___ EXTRACTED DATA

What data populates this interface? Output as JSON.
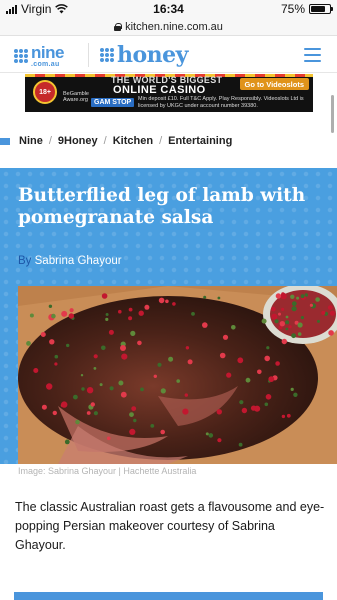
{
  "status_bar": {
    "carrier": "Virgin",
    "time": "16:34",
    "battery_percent": "75%",
    "battery_level": 0.75,
    "icons": [
      "signal-icon",
      "wifi-icon",
      "battery-icon"
    ]
  },
  "browser": {
    "url": "kitchen.nine.com.au",
    "secure": true
  },
  "header": {
    "nine_logo_text": "nine",
    "nine_logo_sub": ".com.au",
    "honey_logo_text": "honey",
    "brand_color": "#4a95dc"
  },
  "ad": {
    "headline_top": "THE WORLD'S BIGGEST",
    "headline_main": "ONLINE CASINO",
    "cta": "Go to Videoslots",
    "badge": "18+",
    "gamble_aware": "BeGamble Aware.org",
    "gamstop": "GAM STOP",
    "fine_print": "Min deposit £10. Full T&C Apply. Play Responsibly. Videoslots Ltd is licensed by UKGC under account number 39380."
  },
  "breadcrumb": {
    "items": [
      "Nine",
      "9Honey",
      "Kitchen",
      "Entertaining"
    ],
    "separator": "/"
  },
  "article": {
    "title": "Butterflied leg of lamb with pomegranate salsa",
    "by_label": "By",
    "author": "Sabrina Ghayour",
    "image_caption": "Image: Sabrina Ghayour | Hachette Australia",
    "intro": "The classic Australian roast gets a flavousome and eye-popping Persian makeover courtesy of Sabrina Ghayour.",
    "hero_color": "#4a9fe0"
  }
}
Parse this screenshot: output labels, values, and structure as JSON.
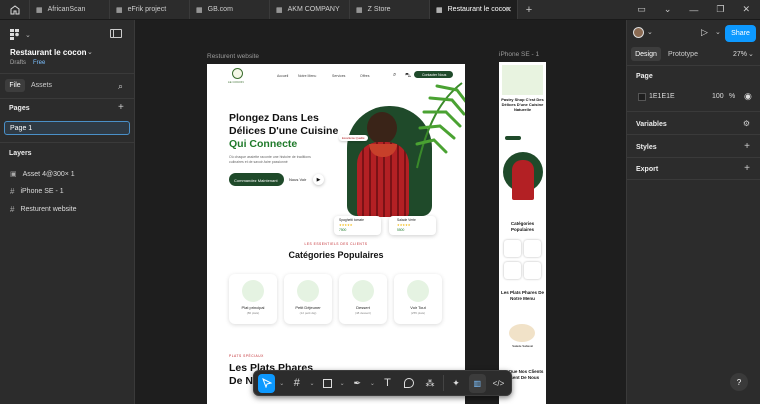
{
  "tabs": [
    {
      "label": "AfricanScan",
      "active": false
    },
    {
      "label": "eFrik project",
      "active": false
    },
    {
      "label": "GB.com",
      "active": false
    },
    {
      "label": "AKM COMPANY",
      "active": false
    },
    {
      "label": "Z Store",
      "active": false
    },
    {
      "label": "Restaurant le cocon",
      "active": true
    }
  ],
  "left": {
    "file_name": "Restaurant le cocon",
    "drafts": "Drafts",
    "plan": "Free",
    "tab_file": "File",
    "tab_assets": "Assets",
    "pages_label": "Pages",
    "page1": "Page 1",
    "layers_label": "Layers",
    "layers": [
      "Asset 4@300× 1",
      "iPhone SE - 1",
      "Resturent website"
    ]
  },
  "canvas": {
    "frame1_label": "Resturent website",
    "frame2_label": "iPhone SE - 1"
  },
  "web": {
    "logo_text": "LE COCON",
    "nav": [
      "Accueil",
      "Notre Menu",
      "Services",
      "Offres"
    ],
    "cta_nav": "Contacter Nous",
    "hero_line1": "Plongez Dans Les",
    "hero_line2": "Délices D'une Cuisine",
    "hero_line3": "Qui Connecte",
    "hero_desc": "Où chaque assiette raconte une histoire de traditions culinaires et de savoir-faire passionné",
    "btn_order": "Commandez Maintenant",
    "btn_watch": "Nous Voir",
    "badge_quality": "Excellente Qualité",
    "card1_name": "Spaghetti tomate",
    "card1_price": "7500",
    "card2_name": "Salade Verte",
    "card2_price": "5500",
    "cat_small": "LES ESSENTIELS DES CLIENTS",
    "cat_title": "Catégories Populaires",
    "cats": [
      {
        "name": "Plat principal",
        "sub": "(86 plats)"
      },
      {
        "name": "Petit Déjeuner",
        "sub": "(12 petit déj)"
      },
      {
        "name": "Dessert",
        "sub": "(48 dessert)"
      },
      {
        "name": "Voir Tout",
        "sub": "(255 plats)"
      }
    ],
    "special_small": "PLATS SPÉCIAUX",
    "special_title1": "Les Plats Phares",
    "special_title2": "De Notre Menu"
  },
  "phone": {
    "title": "Pastry Shop C'est Des Délices D'une Cuisine Naturelle",
    "cat_title": "Catégories Populaires",
    "special_title": "Les Plats Phares De Notre Menu",
    "item": "Salade Saltaval",
    "testi_title": "Ce Que Nos Clients Disent De Nous"
  },
  "right": {
    "tab_design": "Design",
    "tab_prototype": "Prototype",
    "zoom": "27%",
    "share": "Share",
    "page_label": "Page",
    "page_color": "1E1E1E",
    "page_opacity": "100",
    "percent": "%",
    "variables": "Variables",
    "styles": "Styles",
    "export": "Export"
  },
  "colors": {
    "accent": "#0d99ff",
    "brand_green": "#1f4a2a",
    "red": "#c0282d"
  }
}
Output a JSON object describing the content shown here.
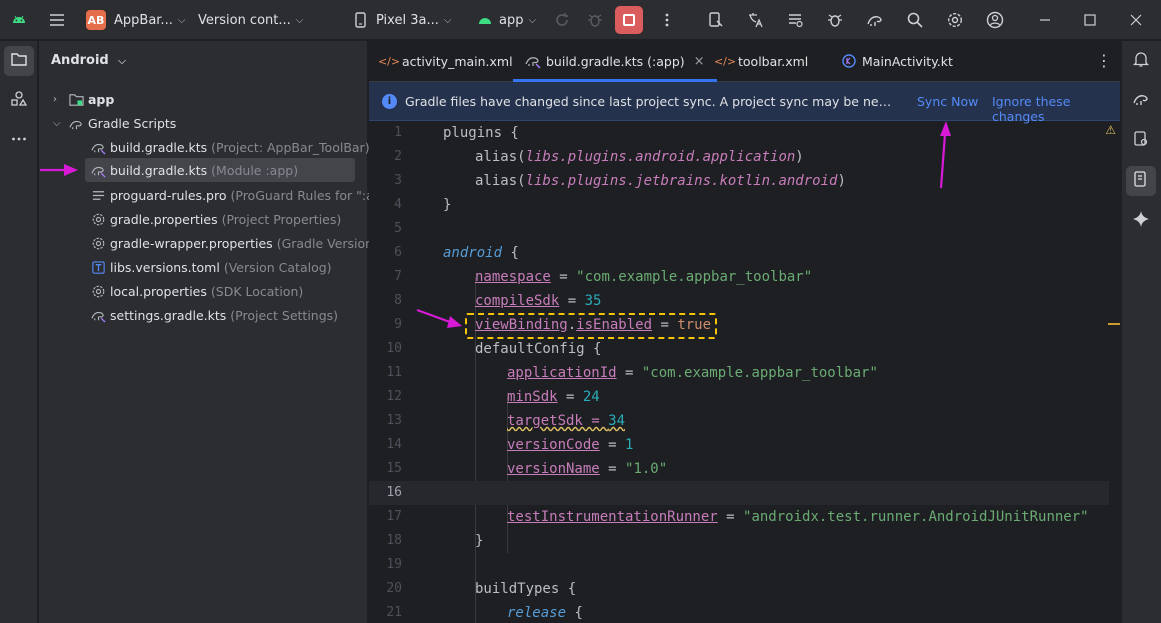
{
  "titlebar": {
    "project_badge": "AB",
    "project_name": "AppBar...",
    "vcs_label": "Version cont...",
    "device": "Pixel 3a...",
    "run_config": "app"
  },
  "project_panel": {
    "view_name": "Android",
    "tree": [
      {
        "label": "app",
        "hint": "",
        "icon": "folder-module-icon"
      },
      {
        "label": "Gradle Scripts",
        "hint": "",
        "icon": "gradle-icon"
      },
      {
        "label": "build.gradle.kts",
        "hint": "(Project: AppBar_ToolBar)",
        "icon": "gradle-kts-icon"
      },
      {
        "label": "build.gradle.kts",
        "hint": "(Module :app)",
        "icon": "gradle-kts-icon"
      },
      {
        "label": "proguard-rules.pro",
        "hint": "(ProGuard Rules for \":app\")",
        "icon": "text-file-icon"
      },
      {
        "label": "gradle.properties",
        "hint": "(Project Properties)",
        "icon": "properties-icon"
      },
      {
        "label": "gradle-wrapper.properties",
        "hint": "(Gradle Version)",
        "icon": "properties-icon"
      },
      {
        "label": "libs.versions.toml",
        "hint": "(Version Catalog)",
        "icon": "toml-icon"
      },
      {
        "label": "local.properties",
        "hint": "(SDK Location)",
        "icon": "properties-icon"
      },
      {
        "label": "settings.gradle.kts",
        "hint": "(Project Settings)",
        "icon": "gradle-kts-icon"
      }
    ]
  },
  "tabs": [
    {
      "label": "activity_main.xml",
      "icon": "xml-icon"
    },
    {
      "label": "build.gradle.kts (:app)",
      "icon": "gradle-kts-icon",
      "close": "×"
    },
    {
      "label": "toolbar.xml",
      "icon": "xml-icon"
    },
    {
      "label": "MainActivity.kt",
      "icon": "kotlin-icon"
    }
  ],
  "banner": {
    "info_glyph": "i",
    "message": "Gradle files have changed since last project sync. A project sync may be necessary for the IDE to work properly.",
    "sync_now": "Sync Now",
    "ignore": "Ignore these changes"
  },
  "code": {
    "line_numbers": [
      "1",
      "2",
      "3",
      "4",
      "5",
      "6",
      "7",
      "8",
      "9",
      "10",
      "11",
      "12",
      "13",
      "14",
      "15",
      "16",
      "17",
      "18",
      "19",
      "20",
      "21"
    ],
    "l1": {
      "a": "plugins {"
    },
    "l2": {
      "a": "alias(",
      "b": "libs.plugins.android.application",
      "c": ")"
    },
    "l3": {
      "a": "alias(",
      "b": "libs.plugins.jetbrains.kotlin.android",
      "c": ")"
    },
    "l4": {
      "a": "}"
    },
    "l6": {
      "a": "android",
      "b": " {"
    },
    "l7": {
      "a": "namespace",
      "b": " = ",
      "c": "\"com.example.appbar_toolbar\""
    },
    "l8": {
      "a": "compileSdk",
      "b": " = ",
      "c": "35"
    },
    "l9": {
      "a": "viewBinding",
      "b": ".",
      "c": "isEnabled",
      "d": " = ",
      "e": "true"
    },
    "l10": {
      "a": "defaultConfig {"
    },
    "l11": {
      "a": "applicationId",
      "b": " = ",
      "c": "\"com.example.appbar_toolbar\""
    },
    "l12": {
      "a": "minSdk",
      "b": " = ",
      "c": "24"
    },
    "l13": {
      "a": "targetSdk = ",
      "b": "34"
    },
    "l14": {
      "a": "versionCode",
      "b": " = ",
      "c": "1"
    },
    "l15": {
      "a": "versionName",
      "b": " = ",
      "c": "\"1.0\""
    },
    "l17": {
      "a": "testInstrumentationRunner",
      "b": " = ",
      "c": "\"androidx.test.runner.AndroidJUnitRunner\""
    },
    "l18": {
      "a": "}"
    },
    "l20": {
      "a": "buildTypes {"
    },
    "l21": {
      "a": "release",
      "b": " {"
    }
  },
  "gutter": {
    "warning_glyph": "⚠"
  },
  "colors": {
    "accent": "#3574f0",
    "annotation": "#d61ad6",
    "highlight": "#f5c400"
  }
}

______

OBJECTIVE → State how many lines of the material contain the string "Restaurant", with no other words.

TASK RESPONSE → 2